_EXERCISE OBJECTIVE_
Could you retype the entries below exactly, omitting every picture?

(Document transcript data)
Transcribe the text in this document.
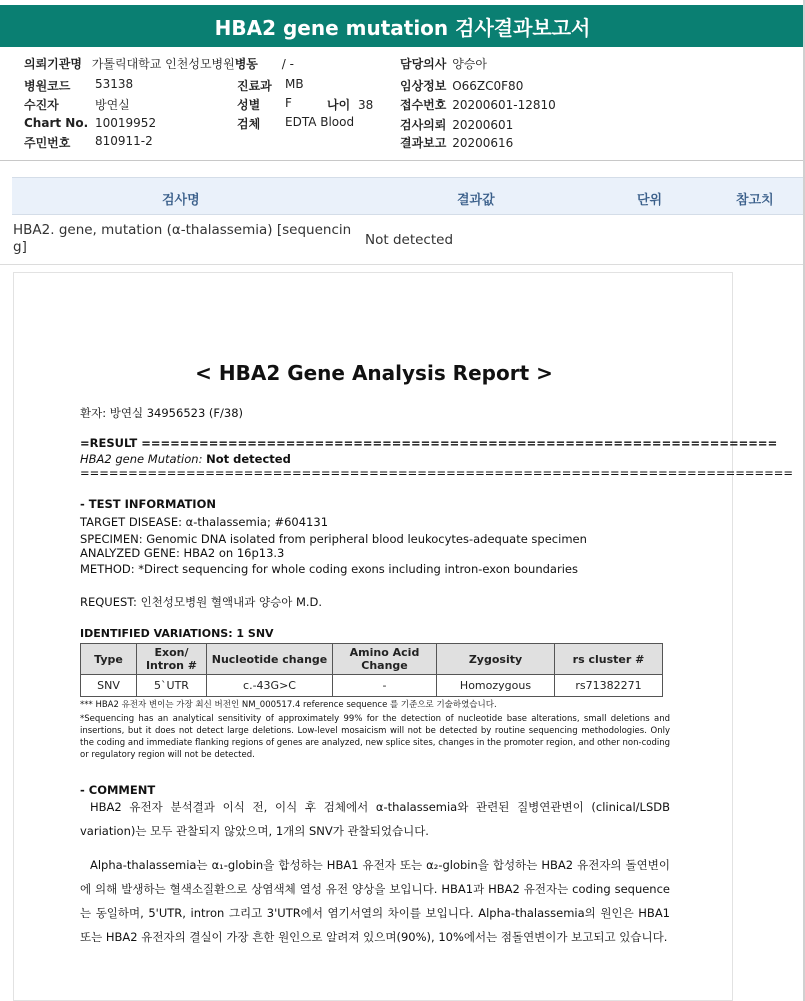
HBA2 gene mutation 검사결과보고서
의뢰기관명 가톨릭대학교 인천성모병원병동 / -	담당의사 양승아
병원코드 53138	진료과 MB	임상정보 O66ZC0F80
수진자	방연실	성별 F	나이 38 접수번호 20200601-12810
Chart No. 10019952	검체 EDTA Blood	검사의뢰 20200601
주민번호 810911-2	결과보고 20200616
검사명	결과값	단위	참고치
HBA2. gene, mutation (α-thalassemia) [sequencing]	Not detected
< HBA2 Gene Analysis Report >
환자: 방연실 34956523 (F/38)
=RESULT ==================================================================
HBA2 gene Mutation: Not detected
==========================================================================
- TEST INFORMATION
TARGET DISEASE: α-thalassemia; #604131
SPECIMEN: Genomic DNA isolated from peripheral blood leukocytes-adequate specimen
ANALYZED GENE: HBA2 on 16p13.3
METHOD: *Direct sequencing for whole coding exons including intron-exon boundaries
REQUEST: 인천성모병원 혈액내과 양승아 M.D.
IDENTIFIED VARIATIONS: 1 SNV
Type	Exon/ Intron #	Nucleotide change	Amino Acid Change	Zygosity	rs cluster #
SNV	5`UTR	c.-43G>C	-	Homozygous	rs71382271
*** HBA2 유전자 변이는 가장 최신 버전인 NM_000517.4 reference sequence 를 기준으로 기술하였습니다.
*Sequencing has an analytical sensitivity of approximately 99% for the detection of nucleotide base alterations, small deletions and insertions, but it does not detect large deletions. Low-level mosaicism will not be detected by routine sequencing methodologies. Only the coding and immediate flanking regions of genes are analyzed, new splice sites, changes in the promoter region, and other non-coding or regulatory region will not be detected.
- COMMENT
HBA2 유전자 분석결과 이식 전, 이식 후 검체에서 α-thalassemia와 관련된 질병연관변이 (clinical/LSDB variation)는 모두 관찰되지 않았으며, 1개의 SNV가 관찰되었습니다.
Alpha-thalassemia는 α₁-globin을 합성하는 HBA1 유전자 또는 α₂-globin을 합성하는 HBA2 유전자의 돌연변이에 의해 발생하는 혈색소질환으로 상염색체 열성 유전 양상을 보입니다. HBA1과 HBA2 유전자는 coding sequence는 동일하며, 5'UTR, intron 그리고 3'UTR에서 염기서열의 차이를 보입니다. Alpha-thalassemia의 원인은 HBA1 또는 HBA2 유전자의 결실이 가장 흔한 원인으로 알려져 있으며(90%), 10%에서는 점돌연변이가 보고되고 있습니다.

_SOLVED EXERCISE_
Transcribe the text in this document.
HBA2 gene mutation 검사결과보고서
의뢰기관명 가톨릭대학교 인천성모병원병동 / -	담당의사 양승아
병원코드 53138	진료과 MB	임상정보 O66ZC0F80
수진자	방연실	성별 F	나이 38 접수번호 20200601-12810
Chart No. 10019952	검체 EDTA Blood	검사의뢰 20200601
주민번호 810911-2	결과보고 20200616
검사명	결과값	단위	참고치
HBA2. gene, mutation (α-thalassemia) [sequencing]	Not detected
< HBA2 Gene Analysis Report >
환자: 방연실 34956523 (F/38)
=RESULT ==================================================================
HBA2 gene Mutation: Not detected
==========================================================================
- TEST INFORMATION
TARGET DISEASE: α-thalassemia; #604131
SPECIMEN: Genomic DNA isolated from peripheral blood leukocytes-adequate specimen
ANALYZED GENE: HBA2 on 16p13.3
METHOD: *Direct sequencing for whole coding exons including intron-exon boundaries
REQUEST: 인천성모병원 혈액내과 양승아 M.D.
IDENTIFIED VARIATIONS: 1 SNV
Type	Exon/ Intron #	Nucleotide change	Amino Acid Change	Zygosity	rs cluster #
SNV	5`UTR	c.-43G>C	-	Homozygous	rs71382271
*** HBA2 유전자 변이는 가장 최신 버전인 NM_000517.4 reference sequence 를 기준으로 기술하였습니다.
*Sequencing has an analytical sensitivity of approximately 99% for the detection of nucleotide base alterations, small deletions and insertions, but it does not detect large deletions. Low-level mosaicism will not be detected by routine sequencing methodologies. Only the coding and immediate flanking regions of genes are analyzed, new splice sites, changes in the promoter region, and other non-coding or regulatory region will not be detected.
- COMMENT
HBA2 유전자 분석결과 이식 전, 이식 후 검체에서 α-thalassemia와 관련된 질병연관변이 (clinical/LSDB variation)는 모두 관찰되지 않았으며, 1개의 SNV가 관찰되었습니다.
Alpha-thalassemia는 α₁-globin을 합성하는 HBA1 유전자 또는 α₂-globin을 합성하는 HBA2 유전자의 돌연변이에 의해 발생하는 혈색소질환으로 상염색체 열성 유전 양상을 보입니다. HBA1과 HBA2 유전자는 coding sequence는 동일하며, 5'UTR, intron 그리고 3'UTR에서 염기서열의 차이를 보입니다. Alpha-thalassemia의 원인은 HBA1 또는 HBA2 유전자의 결실이 가장 흔한 원인으로 알려져 있으며(90%), 10%에서는 점돌연변이가 보고되고 있습니다.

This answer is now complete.